Records excerpted from a collection:
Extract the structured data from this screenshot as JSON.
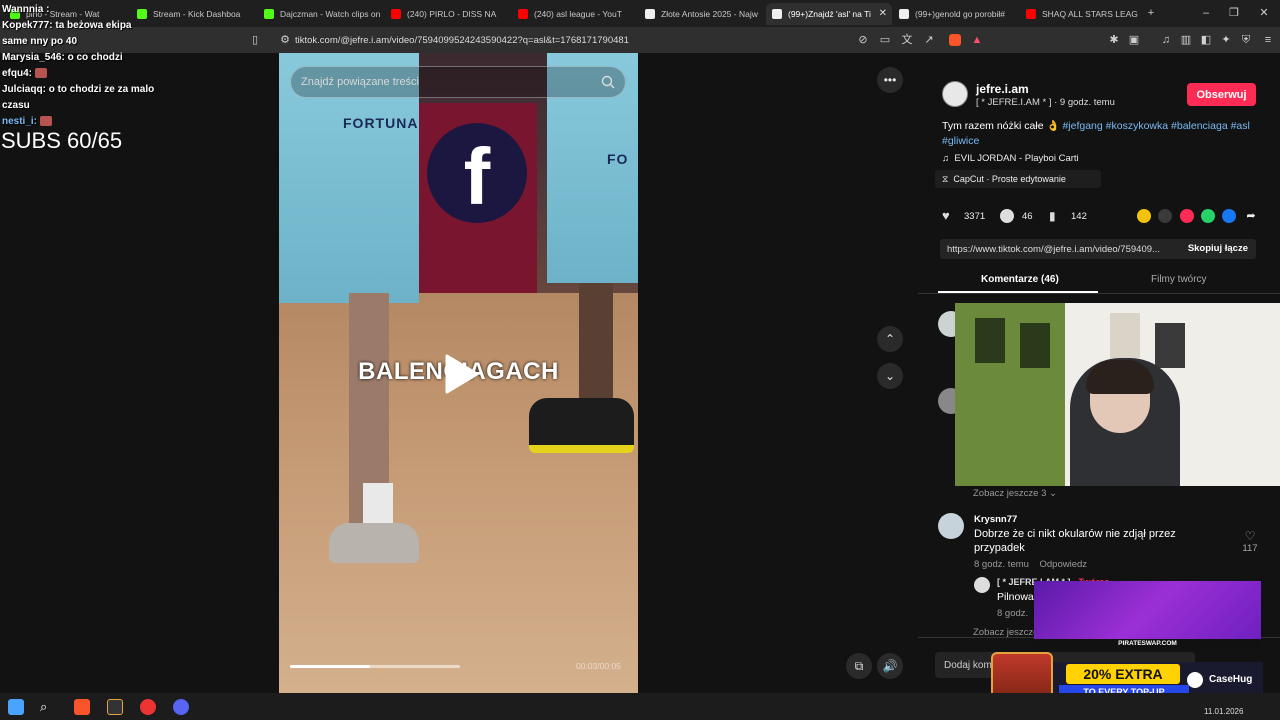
{
  "browser": {
    "tabs": [
      {
        "title": "pirlo - Stream - Wat",
        "color": "#53fc18"
      },
      {
        "title": "Stream - Kick Dashboa",
        "color": "#53fc18"
      },
      {
        "title": "Dajczman - Watch clips on",
        "color": "#53fc18"
      },
      {
        "title": "(240) PIRLO - DISS NA",
        "color": "#ff0000"
      },
      {
        "title": "(240) asl league - YouT",
        "color": "#ff0000"
      },
      {
        "title": "Złote Antosie 2025 - Najw",
        "color": "#ffffff"
      },
      {
        "title": "(99+)Znajdź 'asl' na Ti",
        "color": "#ffffff",
        "active": true
      },
      {
        "title": "(99+)genold go porobił#",
        "color": "#ffffff"
      },
      {
        "title": "SHAQ ALL STARS LEAG",
        "color": "#ff0000"
      }
    ],
    "url": "tiktok.com/@jefre.i.am/video/7594099524243590422?q=asl&t=1768171790481"
  },
  "chat": {
    "lines": [
      {
        "user": "Wannnia :",
        "text": ""
      },
      {
        "user": "Kopek777:",
        "text": "ta beżowa ekipa"
      },
      {
        "user": "",
        "text": "same nny po 40"
      },
      {
        "user": "Marysia_546:",
        "text": "o co chodzi"
      },
      {
        "user": "efqu4:",
        "text": ""
      },
      {
        "user": "Julciaqq:",
        "text": "o to chodzi ze za malo"
      },
      {
        "user": "",
        "text": "czasu"
      },
      {
        "user": "nesti_i:",
        "text": ""
      }
    ],
    "subs": "SUBS 60/65"
  },
  "video": {
    "search_placeholder": "Znajdź powiązane treści",
    "overlay_text": "BALENCIAGACH",
    "time": "00:03/00:05",
    "progress": 0.47,
    "jersey_text": "FORTUNA",
    "jersey_text_short": "FO"
  },
  "panel": {
    "username": "jefre.i.am",
    "subtitle": "[ * JEFRE.I.AM * ] · 9 godz. temu",
    "follow_label": "Obserwuj",
    "desc_text": "Tym razem nóżki całe 👌 ",
    "tags": [
      "#jefgang",
      "#koszykowka",
      "#balenciaga",
      "#asl",
      "#gliwice"
    ],
    "music": "EVIL JORDAN - Playboi Carti",
    "capcut": "CapCut · Proste edytowanie",
    "likes": "3371",
    "comments": "46",
    "saves": "142",
    "link": "https://www.tiktok.com/@jefre.i.am/video/759409...",
    "copy_label": "Skopiuj łącze",
    "tab_comments": "Komentarze (46)",
    "tab_videos": "Filmy twórcy",
    "see_more_1": "Zobacz jeszcze 3",
    "comment_user": "Krysnn77",
    "comment_text": "Dobrze że ci nikt okularów nie zdjął przez przypadek",
    "comment_meta_time": "8 godz. temu",
    "comment_meta_reply": "Odpowiedz",
    "comment_likes": "117",
    "reply_user": "[ * JEFRE.I.AM * ]",
    "reply_tag": "Twórca",
    "reply_text": "Pilnowa",
    "reply_meta": "8 godz.",
    "see_more_2": "Zobacz jeszcze",
    "comment_placeholder": "Dodaj komentarz..."
  },
  "ads": {
    "pirate_label": "PIRATESWAP.COM",
    "bonus": "20% EXTRA",
    "topup": "TO EVERY TOP-UP",
    "brand": "CaseHug"
  },
  "taskbar": {
    "date": "11.01.2026"
  },
  "colors": {
    "follow": "#fe2c55",
    "hashtag": "#7ab8f5",
    "pirate": "#9b2fd6"
  }
}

» **Given instruction**
Output all of the data exactly as it stands, minus any images.

» **Complete output**
Extract the structured data from this screenshot as JSON.
{
  "browser": {
    "tabs": [
      {
        "title": "pirlo - Stream - Wat",
        "color": "#53fc18"
      },
      {
        "title": "Stream - Kick Dashboa",
        "color": "#53fc18"
      },
      {
        "title": "Dajczman - Watch clips on",
        "color": "#53fc18"
      },
      {
        "title": "(240) PIRLO - DISS NA",
        "color": "#ff0000"
      },
      {
        "title": "(240) asl league - YouT",
        "color": "#ff0000"
      },
      {
        "title": "Złote Antosie 2025 - Najw",
        "color": "#ffffff"
      },
      {
        "title": "(99+)Znajdź 'asl' na Ti",
        "color": "#ffffff",
        "active": true
      },
      {
        "title": "(99+)genold go porobił#",
        "color": "#ffffff"
      },
      {
        "title": "SHAQ ALL STARS LEAG",
        "color": "#ff0000"
      }
    ],
    "url": "tiktok.com/@jefre.i.am/video/7594099524243590422?q=asl&t=1768171790481"
  },
  "chat": {
    "lines": [
      {
        "user": "Wannnia :",
        "text": ""
      },
      {
        "user": "Kopek777:",
        "text": "ta beżowa ekipa"
      },
      {
        "user": "",
        "text": "same nny po 40"
      },
      {
        "user": "Marysia_546:",
        "text": "o co chodzi"
      },
      {
        "user": "efqu4:",
        "text": ""
      },
      {
        "user": "Julciaqq:",
        "text": "o to chodzi ze za malo"
      },
      {
        "user": "",
        "text": "czasu"
      },
      {
        "user": "nesti_i:",
        "text": ""
      }
    ],
    "subs": "SUBS 60/65"
  },
  "video": {
    "search_placeholder": "Znajdź powiązane treści",
    "overlay_text": "BALENCIAGACH",
    "time": "00:03/00:05",
    "progress": 0.47,
    "jersey_text": "FORTUNA",
    "jersey_text_short": "FO"
  },
  "panel": {
    "username": "jefre.i.am",
    "subtitle": "[ * JEFRE.I.AM * ] · 9 godz. temu",
    "follow_label": "Obserwuj",
    "desc_text": "Tym razem nóżki całe 👌 ",
    "tags": [
      "#jefgang",
      "#koszykowka",
      "#balenciaga",
      "#asl",
      "#gliwice"
    ],
    "music": "EVIL JORDAN - Playboi Carti",
    "capcut": "CapCut · Proste edytowanie",
    "likes": "3371",
    "comments": "46",
    "saves": "142",
    "link": "https://www.tiktok.com/@jefre.i.am/video/759409...",
    "copy_label": "Skopiuj łącze",
    "tab_comments": "Komentarze (46)",
    "tab_videos": "Filmy twórcy",
    "see_more_1": "Zobacz jeszcze 3",
    "comment_user": "Krysnn77",
    "comment_text": "Dobrze że ci nikt okularów nie zdjął przez przypadek",
    "comment_meta_time": "8 godz. temu",
    "comment_meta_reply": "Odpowiedz",
    "comment_likes": "117",
    "reply_user": "[ * JEFRE.I.AM * ]",
    "reply_tag": "Twórca",
    "reply_text": "Pilnowa",
    "reply_meta": "8 godz.",
    "see_more_2": "Zobacz jeszcze",
    "comment_placeholder": "Dodaj komentarz..."
  },
  "ads": {
    "pirate_label": "PIRATESWAP.COM",
    "bonus": "20% EXTRA",
    "topup": "TO EVERY TOP-UP",
    "brand": "CaseHug"
  },
  "taskbar": {
    "date": "11.01.2026"
  },
  "colors": {
    "follow": "#fe2c55",
    "hashtag": "#7ab8f5",
    "pirate": "#9b2fd6"
  }
}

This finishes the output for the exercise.